§ **What is asked**: Every line that contains the word "houses" should be copied out.

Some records
══════
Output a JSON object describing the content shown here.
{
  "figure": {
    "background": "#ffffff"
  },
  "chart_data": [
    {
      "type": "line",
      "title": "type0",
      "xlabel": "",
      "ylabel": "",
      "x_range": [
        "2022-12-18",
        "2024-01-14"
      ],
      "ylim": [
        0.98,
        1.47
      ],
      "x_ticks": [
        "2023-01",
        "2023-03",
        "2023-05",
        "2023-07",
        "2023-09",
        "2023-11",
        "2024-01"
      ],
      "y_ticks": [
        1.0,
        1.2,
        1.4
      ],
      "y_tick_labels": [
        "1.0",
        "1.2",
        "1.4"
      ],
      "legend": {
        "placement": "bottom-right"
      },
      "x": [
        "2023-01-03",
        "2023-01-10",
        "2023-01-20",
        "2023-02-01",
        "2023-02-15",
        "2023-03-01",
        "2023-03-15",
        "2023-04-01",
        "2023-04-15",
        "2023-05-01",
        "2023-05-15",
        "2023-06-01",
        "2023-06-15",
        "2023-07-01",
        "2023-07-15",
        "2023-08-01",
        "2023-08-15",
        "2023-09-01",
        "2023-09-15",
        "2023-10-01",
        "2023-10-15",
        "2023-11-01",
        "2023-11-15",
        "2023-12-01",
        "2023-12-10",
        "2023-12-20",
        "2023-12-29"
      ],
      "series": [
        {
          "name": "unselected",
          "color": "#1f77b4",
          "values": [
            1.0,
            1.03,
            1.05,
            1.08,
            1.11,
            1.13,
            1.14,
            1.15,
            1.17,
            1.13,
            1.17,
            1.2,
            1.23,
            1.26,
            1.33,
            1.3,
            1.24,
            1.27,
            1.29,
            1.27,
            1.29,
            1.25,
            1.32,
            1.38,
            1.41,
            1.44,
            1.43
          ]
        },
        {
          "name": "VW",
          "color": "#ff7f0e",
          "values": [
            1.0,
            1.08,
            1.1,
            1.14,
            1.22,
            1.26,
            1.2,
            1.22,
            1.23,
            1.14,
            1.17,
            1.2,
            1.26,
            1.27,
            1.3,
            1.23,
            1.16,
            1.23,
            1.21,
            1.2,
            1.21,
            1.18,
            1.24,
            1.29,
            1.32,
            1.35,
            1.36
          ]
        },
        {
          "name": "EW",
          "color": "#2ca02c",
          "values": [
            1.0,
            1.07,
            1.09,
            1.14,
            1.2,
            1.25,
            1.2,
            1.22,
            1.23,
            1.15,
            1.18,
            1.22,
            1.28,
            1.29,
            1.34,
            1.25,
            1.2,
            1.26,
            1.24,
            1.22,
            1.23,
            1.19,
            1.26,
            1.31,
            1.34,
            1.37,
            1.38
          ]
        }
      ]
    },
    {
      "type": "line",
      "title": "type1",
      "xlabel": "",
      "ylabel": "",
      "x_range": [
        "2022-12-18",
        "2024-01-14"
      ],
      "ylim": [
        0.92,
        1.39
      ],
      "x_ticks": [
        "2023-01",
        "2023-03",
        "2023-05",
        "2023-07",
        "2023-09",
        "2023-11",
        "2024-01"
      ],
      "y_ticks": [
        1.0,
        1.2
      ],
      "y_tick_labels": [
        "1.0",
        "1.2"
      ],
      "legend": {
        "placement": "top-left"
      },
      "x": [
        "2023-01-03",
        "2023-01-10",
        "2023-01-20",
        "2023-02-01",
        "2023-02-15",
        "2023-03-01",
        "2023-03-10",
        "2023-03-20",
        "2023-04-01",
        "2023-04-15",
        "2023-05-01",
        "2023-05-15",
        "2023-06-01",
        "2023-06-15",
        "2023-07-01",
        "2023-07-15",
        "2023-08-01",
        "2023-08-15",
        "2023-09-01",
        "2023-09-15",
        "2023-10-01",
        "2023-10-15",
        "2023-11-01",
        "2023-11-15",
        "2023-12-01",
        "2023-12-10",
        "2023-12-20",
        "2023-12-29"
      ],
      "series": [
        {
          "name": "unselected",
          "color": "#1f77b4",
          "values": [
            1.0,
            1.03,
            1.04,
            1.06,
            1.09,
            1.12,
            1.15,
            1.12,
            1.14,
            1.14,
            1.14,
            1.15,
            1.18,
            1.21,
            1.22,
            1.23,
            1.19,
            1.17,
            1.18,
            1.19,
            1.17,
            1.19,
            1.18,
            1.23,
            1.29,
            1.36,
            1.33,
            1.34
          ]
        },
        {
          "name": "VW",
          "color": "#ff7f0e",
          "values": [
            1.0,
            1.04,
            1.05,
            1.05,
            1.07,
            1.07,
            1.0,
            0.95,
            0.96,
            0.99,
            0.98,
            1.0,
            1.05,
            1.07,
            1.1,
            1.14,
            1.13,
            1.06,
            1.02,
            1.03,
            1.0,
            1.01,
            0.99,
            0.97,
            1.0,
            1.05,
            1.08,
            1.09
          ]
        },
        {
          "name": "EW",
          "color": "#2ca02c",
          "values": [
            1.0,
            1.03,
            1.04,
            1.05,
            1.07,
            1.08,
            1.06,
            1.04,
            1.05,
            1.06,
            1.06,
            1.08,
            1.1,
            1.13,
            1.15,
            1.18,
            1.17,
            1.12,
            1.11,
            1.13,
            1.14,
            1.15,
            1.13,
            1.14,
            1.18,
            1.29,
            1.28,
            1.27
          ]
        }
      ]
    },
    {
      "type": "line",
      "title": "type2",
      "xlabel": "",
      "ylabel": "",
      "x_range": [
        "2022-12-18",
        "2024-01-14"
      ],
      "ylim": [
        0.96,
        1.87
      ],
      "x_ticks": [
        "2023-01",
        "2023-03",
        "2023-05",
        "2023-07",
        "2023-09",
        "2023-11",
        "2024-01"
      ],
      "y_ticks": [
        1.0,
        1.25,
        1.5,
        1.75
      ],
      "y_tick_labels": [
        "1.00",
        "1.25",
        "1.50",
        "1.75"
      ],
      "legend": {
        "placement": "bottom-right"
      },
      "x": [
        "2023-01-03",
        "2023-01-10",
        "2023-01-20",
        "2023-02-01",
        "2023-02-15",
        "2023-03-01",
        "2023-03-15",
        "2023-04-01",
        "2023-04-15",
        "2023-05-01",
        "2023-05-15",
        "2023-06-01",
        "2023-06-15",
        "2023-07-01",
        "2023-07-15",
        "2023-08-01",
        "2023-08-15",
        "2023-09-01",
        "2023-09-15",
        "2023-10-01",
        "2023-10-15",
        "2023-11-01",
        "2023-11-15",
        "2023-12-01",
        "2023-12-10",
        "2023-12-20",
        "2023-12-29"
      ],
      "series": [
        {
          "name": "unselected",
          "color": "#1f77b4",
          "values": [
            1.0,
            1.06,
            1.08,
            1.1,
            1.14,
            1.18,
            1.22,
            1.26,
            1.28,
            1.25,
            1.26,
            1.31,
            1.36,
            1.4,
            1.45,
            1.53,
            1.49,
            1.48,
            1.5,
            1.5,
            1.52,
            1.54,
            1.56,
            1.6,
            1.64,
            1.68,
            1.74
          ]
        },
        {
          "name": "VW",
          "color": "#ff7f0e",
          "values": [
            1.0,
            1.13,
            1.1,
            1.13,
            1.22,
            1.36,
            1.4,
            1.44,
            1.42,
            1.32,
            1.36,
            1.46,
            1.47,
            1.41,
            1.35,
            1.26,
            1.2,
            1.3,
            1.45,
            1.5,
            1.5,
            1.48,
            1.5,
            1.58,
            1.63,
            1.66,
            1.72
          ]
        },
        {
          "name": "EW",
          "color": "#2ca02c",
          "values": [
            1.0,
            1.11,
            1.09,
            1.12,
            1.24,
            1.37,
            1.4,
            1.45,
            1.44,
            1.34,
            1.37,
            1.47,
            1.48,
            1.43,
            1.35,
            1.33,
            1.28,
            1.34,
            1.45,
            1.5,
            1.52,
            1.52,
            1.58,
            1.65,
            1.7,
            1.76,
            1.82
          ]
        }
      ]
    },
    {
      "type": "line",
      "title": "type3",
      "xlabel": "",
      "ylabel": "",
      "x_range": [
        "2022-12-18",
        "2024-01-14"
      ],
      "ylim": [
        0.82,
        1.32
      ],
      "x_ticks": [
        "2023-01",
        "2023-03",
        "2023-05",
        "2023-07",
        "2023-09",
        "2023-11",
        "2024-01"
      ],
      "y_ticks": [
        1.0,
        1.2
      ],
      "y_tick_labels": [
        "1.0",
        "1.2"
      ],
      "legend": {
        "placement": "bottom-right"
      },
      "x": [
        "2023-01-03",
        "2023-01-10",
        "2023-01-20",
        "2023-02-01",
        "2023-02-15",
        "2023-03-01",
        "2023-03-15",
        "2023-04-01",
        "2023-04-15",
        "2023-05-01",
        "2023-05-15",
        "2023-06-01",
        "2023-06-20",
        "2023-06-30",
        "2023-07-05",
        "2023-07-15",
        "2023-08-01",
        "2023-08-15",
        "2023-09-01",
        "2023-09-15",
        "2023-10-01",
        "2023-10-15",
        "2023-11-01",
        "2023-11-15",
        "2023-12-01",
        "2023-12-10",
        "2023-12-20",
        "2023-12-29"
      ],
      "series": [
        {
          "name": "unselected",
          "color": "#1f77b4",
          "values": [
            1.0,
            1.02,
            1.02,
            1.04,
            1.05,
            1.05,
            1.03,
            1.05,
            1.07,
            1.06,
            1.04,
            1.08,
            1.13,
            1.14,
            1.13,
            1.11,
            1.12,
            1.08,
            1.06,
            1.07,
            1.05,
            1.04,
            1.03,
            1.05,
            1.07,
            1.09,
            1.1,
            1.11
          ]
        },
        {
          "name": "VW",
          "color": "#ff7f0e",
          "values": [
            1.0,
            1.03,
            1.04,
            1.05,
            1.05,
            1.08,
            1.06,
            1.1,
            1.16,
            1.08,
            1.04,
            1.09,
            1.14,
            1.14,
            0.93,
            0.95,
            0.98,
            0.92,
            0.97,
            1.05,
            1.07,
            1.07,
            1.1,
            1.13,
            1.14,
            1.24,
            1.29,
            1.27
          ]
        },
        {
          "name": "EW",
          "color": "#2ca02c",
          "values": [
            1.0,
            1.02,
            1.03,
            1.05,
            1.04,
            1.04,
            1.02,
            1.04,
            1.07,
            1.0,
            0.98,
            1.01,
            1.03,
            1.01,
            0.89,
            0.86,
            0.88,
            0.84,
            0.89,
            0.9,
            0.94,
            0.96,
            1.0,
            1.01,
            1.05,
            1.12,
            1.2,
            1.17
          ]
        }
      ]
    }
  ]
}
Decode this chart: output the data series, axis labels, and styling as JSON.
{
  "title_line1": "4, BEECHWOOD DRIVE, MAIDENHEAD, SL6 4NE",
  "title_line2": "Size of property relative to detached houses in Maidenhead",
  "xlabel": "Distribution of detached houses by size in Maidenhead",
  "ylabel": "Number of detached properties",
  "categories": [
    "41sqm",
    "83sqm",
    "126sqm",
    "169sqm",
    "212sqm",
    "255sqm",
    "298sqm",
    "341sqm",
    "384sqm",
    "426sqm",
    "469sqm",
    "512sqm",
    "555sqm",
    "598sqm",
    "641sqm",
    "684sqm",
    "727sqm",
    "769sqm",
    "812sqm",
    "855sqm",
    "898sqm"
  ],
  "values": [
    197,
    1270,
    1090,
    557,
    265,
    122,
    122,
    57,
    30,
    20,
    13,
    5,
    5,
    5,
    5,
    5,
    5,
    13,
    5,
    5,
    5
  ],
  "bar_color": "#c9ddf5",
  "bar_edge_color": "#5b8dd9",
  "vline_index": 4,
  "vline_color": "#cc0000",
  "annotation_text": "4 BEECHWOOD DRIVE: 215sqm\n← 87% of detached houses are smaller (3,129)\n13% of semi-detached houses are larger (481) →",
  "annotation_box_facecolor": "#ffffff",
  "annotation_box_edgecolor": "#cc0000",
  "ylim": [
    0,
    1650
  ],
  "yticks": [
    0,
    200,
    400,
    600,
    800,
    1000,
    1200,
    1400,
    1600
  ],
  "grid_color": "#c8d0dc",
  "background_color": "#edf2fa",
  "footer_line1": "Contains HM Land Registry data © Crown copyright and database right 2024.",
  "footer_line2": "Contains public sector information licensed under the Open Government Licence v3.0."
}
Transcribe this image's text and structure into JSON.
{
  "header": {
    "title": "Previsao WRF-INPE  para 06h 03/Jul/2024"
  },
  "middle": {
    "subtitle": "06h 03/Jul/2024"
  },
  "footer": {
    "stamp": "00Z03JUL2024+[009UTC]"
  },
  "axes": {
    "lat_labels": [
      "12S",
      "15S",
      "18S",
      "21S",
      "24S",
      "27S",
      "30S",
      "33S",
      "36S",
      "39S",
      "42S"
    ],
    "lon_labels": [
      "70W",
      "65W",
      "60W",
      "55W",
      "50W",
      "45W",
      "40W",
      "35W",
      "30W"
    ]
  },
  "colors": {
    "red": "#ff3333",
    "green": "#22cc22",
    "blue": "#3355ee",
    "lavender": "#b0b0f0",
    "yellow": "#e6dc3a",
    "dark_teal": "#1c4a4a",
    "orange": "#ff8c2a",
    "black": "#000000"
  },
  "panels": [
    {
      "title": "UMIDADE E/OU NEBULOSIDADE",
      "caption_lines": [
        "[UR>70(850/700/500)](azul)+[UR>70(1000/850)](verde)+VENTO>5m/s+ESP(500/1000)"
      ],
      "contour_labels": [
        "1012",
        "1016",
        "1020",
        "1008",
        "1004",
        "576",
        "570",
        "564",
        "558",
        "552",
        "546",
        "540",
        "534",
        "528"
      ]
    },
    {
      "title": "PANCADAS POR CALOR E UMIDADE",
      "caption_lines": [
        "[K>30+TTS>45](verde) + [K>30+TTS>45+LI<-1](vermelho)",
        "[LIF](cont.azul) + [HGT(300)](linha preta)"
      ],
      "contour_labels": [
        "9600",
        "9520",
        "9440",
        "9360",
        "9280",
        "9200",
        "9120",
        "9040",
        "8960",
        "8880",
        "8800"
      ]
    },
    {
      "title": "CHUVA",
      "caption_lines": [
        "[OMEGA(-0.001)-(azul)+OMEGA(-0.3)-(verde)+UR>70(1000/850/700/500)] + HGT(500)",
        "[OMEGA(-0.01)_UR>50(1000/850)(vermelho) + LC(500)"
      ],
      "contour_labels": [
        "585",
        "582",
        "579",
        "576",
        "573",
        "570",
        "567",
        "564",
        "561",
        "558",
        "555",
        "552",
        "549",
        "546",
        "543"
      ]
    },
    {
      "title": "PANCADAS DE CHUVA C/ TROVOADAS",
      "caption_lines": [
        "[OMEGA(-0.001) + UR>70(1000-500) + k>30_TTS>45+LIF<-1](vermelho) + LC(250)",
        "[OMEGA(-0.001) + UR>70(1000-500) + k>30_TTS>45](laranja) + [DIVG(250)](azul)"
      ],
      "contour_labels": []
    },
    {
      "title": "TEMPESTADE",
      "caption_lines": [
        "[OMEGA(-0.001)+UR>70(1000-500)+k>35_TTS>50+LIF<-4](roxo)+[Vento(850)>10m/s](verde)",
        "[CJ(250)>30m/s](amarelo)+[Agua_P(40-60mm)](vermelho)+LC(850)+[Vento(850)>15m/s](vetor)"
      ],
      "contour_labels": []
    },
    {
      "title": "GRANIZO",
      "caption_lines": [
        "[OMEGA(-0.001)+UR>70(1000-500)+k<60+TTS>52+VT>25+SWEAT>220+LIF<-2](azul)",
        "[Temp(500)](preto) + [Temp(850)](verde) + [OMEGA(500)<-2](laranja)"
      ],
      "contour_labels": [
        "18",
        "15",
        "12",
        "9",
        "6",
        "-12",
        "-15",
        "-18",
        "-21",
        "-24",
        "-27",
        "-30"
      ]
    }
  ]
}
══════
§ **Full output**:
  "title_line2": "Size of property relative to detached houses in Maidenhead",
  "xlabel": "Distribution of detached houses by size in Maidenhead",
  "annotation_text": "4 BEECHWOOD DRIVE: 215sqm\n← 87% of detached houses are smaller (3,129)\n13% of semi-detached houses are larger (481) →",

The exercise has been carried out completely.